§ Instruction:
Extract each record and reproduce it exactly.
— start of Data for this exercise —
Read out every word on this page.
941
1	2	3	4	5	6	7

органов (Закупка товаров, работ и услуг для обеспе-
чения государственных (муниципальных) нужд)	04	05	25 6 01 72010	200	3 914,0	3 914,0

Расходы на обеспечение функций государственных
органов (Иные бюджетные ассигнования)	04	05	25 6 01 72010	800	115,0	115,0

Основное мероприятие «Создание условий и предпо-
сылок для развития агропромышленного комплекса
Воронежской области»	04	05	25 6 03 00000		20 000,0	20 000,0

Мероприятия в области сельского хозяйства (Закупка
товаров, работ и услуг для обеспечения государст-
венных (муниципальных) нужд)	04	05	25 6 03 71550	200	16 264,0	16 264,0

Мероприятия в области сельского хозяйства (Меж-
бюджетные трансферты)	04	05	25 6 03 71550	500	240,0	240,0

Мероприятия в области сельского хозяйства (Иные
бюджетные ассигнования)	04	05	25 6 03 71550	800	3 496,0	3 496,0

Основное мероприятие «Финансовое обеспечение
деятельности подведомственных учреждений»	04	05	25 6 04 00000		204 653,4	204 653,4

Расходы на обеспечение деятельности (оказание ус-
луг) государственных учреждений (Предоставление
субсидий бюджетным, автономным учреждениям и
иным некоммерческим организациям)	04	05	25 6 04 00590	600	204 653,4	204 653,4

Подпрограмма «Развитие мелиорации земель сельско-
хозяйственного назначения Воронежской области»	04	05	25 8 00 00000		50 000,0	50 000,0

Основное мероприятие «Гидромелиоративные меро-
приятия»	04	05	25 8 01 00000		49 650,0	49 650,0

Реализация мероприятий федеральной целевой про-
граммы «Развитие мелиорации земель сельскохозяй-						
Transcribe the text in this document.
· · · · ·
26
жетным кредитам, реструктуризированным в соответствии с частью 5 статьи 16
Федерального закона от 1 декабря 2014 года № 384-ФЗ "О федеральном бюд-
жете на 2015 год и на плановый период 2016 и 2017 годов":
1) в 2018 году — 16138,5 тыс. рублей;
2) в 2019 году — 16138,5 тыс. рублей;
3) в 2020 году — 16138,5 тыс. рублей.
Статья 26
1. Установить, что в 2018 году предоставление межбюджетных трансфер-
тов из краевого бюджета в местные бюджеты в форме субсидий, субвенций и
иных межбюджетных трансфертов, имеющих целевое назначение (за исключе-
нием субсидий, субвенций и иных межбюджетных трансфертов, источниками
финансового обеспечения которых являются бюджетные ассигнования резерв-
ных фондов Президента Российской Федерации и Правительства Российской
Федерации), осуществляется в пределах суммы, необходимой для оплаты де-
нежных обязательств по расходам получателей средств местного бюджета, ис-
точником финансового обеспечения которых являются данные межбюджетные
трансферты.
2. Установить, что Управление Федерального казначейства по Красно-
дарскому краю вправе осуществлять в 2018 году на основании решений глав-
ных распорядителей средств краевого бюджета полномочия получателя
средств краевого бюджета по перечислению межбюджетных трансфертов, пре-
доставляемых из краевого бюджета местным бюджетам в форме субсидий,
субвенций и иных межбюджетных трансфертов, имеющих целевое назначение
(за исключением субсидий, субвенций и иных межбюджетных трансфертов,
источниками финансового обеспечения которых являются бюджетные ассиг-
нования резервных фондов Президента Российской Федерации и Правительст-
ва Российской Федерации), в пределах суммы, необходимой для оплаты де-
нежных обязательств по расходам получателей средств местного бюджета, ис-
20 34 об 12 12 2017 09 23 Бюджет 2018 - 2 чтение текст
— end of Data for this exercise —
§ Written reply:
Read out every word on this page.
941
1	2	3	4	5	6	7

органов (Закупка товаров, работ и услуг для обеспе-
чения государственных (муниципальных) нужд)	04	05	25 6 01 72010	200	3 914,0	3 914,0

Расходы на обеспечение функций государственных
органов (Иные бюджетные ассигнования)	04	05	25 6 01 72010	800	115,0	115,0

Основное мероприятие «Создание условий и предпо-
сылок для развития агропромышленного комплекса
Воронежской области»	04	05	25 6 03 00000		20 000,0	20 000,0

Мероприятия в области сельского хозяйства (Закупка
товаров, работ и услуг для обеспечения государст-
венных (муниципальных) нужд)	04	05	25 6 03 71550	200	16 264,0	16 264,0

Мероприятия в области сельского хозяйства (Меж-
бюджетные трансферты)	04	05	25 6 03 71550	500	240,0	240,0

Мероприятия в области сельского хозяйства (Иные
бюджетные ассигнования)	04	05	25 6 03 71550	800	3 496,0	3 496,0

Основное мероприятие «Финансовое обеспечение
деятельности подведомственных учреждений»	04	05	25 6 04 00000		204 653,4	204 653,4

Расходы на обеспечение деятельности (оказание ус-
луг) государственных учреждений (Предоставление
субсидий бюджетным, автономным учреждениям и
иным некоммерческим организациям)	04	05	25 6 04 00590	600	204 653,4	204 653,4

Подпрограмма «Развитие мелиорации земель сельско-
хозяйственного назначения Воронежской области»	04	05	25 8 00 00000		50 000,0	50 000,0

Основное мероприятие «Гидромелиоративные меро-
приятия»	04	05	25 8 01 00000		49 650,0	49 650,0

Реализация мероприятий федеральной целевой про-
граммы «Развитие мелиорации земель сельскохозяй-						
Transcribe the text in this document.
· · · · ·
26
жетным кредитам, реструктуризированным в соответствии с частью 5 статьи 16
Федерального закона от 1 декабря 2014 года № 384-ФЗ "О федеральном бюд-
жете на 2015 год и на плановый период 2016 и 2017 годов":
1) в 2018 году — 16138,5 тыс. рублей;
2) в 2019 году — 16138,5 тыс. рублей;
3) в 2020 году — 16138,5 тыс. рублей.
Статья 26
1. Установить, что в 2018 году предоставление межбюджетных трансфер-
тов из краевого бюджета в местные бюджеты в форме субсидий, субвенций и
иных межбюджетных трансфертов, имеющих целевое назначение (за исключе-
нием субсидий, субвенций и иных межбюджетных трансфертов, источниками
финансового обеспечения которых являются бюджетные ассигнования резерв-
ных фондов Президента Российской Федерации и Правительства Российской
Федерации), осуществляется в пределах суммы, необходимой для оплаты де-
нежных обязательств по расходам получателей средств местного бюджета, ис-
точником финансового обеспечения которых являются данные межбюджетные
трансферты.
2. Установить, что Управление Федерального казначейства по Красно-
дарскому краю вправе осуществлять в 2018 году на основании решений глав-
ных распорядителей средств краевого бюджета полномочия получателя
средств краевого бюджета по перечислению межбюджетных трансфертов, пре-
доставляемых из краевого бюджета местным бюджетам в форме субсидий,
субвенций и иных межбюджетных трансфертов, имеющих целевое назначение
(за исключением субсидий, субвенций и иных межбюджетных трансфертов,
источниками финансового обеспечения которых являются бюджетные ассиг-
нования резервных фондов Президента Российской Федерации и Правительст-
ва Российской Федерации), в пределах суммы, необходимой для оплаты де-
нежных обязательств по расходам получателей средств местного бюджета, ис-
20 34 об 12 12 2017 09 23 Бюджет 2018 - 2 чтение текст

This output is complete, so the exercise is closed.